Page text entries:
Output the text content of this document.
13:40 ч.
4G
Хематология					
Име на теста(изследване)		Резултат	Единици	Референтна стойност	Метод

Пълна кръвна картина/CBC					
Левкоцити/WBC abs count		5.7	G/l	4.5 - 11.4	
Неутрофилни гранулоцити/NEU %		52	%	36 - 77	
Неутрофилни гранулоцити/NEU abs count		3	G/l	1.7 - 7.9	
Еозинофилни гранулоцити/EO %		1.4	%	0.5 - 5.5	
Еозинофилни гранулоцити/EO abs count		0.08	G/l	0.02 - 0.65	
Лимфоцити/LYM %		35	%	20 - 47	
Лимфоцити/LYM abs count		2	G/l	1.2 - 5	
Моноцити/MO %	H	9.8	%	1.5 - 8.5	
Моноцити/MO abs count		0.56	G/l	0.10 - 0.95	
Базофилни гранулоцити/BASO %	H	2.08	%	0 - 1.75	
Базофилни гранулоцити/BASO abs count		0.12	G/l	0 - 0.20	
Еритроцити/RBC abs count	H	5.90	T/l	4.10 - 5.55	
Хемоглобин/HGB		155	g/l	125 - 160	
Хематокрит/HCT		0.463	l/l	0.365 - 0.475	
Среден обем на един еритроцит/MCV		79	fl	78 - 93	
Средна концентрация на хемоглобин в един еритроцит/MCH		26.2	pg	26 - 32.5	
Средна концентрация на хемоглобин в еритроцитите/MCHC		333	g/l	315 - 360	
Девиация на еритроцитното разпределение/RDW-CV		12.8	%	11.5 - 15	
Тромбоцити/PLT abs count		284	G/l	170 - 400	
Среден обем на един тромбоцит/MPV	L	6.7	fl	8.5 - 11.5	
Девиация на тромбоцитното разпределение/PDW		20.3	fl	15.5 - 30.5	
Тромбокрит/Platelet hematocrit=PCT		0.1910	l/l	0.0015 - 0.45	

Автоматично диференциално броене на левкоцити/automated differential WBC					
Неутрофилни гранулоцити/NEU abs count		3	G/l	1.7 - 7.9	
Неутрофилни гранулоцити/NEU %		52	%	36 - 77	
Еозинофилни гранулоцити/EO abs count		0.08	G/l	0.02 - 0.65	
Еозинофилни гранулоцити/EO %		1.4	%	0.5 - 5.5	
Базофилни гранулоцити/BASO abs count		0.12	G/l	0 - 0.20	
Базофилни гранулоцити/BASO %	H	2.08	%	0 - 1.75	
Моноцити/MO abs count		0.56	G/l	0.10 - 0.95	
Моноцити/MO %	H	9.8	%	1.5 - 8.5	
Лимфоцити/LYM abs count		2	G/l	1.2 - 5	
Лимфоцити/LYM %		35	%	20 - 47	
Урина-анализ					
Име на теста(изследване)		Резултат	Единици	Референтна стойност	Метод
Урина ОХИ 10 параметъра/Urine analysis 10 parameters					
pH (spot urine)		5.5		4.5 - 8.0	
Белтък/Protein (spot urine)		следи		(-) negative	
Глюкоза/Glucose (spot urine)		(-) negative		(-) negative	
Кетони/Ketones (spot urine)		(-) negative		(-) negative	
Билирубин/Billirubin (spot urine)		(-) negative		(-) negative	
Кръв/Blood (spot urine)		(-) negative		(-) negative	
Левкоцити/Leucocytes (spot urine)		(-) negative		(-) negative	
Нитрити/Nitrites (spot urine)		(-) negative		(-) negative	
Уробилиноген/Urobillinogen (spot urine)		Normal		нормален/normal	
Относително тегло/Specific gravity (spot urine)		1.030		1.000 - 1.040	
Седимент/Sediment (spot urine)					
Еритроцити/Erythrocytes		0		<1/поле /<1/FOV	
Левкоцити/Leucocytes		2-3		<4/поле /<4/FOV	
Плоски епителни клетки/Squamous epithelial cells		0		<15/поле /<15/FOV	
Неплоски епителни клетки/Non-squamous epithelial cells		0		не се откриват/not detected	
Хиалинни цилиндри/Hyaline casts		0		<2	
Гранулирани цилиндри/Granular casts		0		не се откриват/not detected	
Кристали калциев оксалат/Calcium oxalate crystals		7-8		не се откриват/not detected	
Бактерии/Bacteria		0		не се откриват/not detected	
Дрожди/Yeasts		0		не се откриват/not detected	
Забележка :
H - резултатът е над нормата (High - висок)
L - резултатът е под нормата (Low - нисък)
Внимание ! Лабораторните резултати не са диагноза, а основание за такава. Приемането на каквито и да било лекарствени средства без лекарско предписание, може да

- **WORK TO COMPLETE**:
Among these entries, how many lines include the string "detected"? Reply with the number by itself.

- **COMPLETED TASK**:
5